▽
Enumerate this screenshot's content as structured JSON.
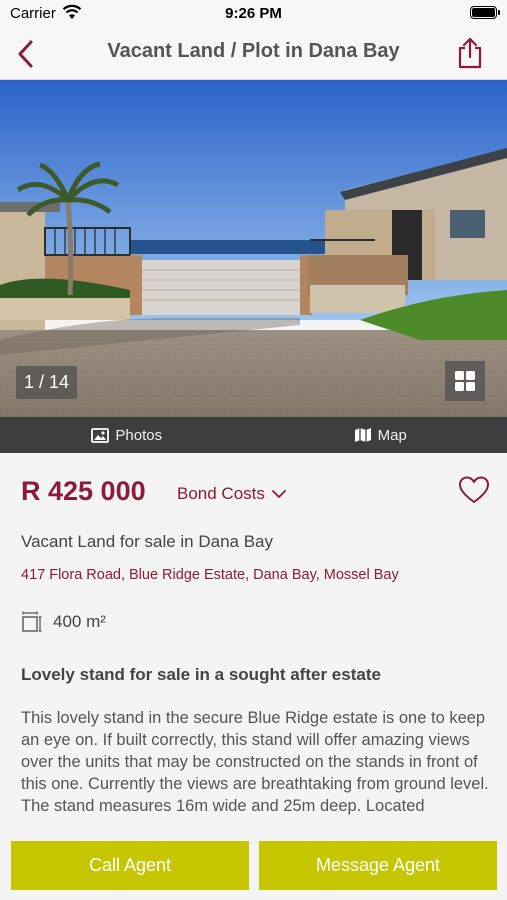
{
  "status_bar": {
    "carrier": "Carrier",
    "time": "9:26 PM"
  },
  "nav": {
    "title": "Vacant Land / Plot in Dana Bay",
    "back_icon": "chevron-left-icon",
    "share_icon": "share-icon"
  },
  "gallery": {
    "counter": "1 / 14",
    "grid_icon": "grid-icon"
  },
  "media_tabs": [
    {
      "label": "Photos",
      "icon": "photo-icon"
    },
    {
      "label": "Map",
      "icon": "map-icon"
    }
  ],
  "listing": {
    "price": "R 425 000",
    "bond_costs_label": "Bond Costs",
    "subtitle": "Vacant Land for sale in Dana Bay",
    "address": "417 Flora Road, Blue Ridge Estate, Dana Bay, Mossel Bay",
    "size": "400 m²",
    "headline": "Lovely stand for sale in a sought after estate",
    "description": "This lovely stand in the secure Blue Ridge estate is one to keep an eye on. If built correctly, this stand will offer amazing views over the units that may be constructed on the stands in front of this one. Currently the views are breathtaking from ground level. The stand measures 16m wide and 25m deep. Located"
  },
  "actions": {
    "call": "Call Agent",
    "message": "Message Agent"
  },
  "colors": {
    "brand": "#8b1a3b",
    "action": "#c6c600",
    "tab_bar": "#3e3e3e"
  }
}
△
(The request) Copy the data character for character, but drop all pictures from the copy.

(Answer for this exercise)
Enumerate this screenshot's content as structured JSON.
{
  "status_bar": {
    "carrier": "Carrier",
    "time": "9:26 PM"
  },
  "nav": {
    "title": "Vacant Land / Plot in Dana Bay",
    "back_icon": "chevron-left-icon",
    "share_icon": "share-icon"
  },
  "gallery": {
    "counter": "1 / 14",
    "grid_icon": "grid-icon"
  },
  "media_tabs": [
    {
      "label": "Photos",
      "icon": "photo-icon"
    },
    {
      "label": "Map",
      "icon": "map-icon"
    }
  ],
  "listing": {
    "price": "R 425 000",
    "bond_costs_label": "Bond Costs",
    "subtitle": "Vacant Land for sale in Dana Bay",
    "address": "417 Flora Road, Blue Ridge Estate, Dana Bay, Mossel Bay",
    "size": "400 m²",
    "headline": "Lovely stand for sale in a sought after estate",
    "description": "This lovely stand in the secure Blue Ridge estate is one to keep an eye on. If built correctly, this stand will offer amazing views over the units that may be constructed on the stands in front of this one. Currently the views are breathtaking from ground level. The stand measures 16m wide and 25m deep. Located"
  },
  "actions": {
    "call": "Call Agent",
    "message": "Message Agent"
  },
  "colors": {
    "brand": "#8b1a3b",
    "action": "#c6c600",
    "tab_bar": "#3e3e3e"
  }
}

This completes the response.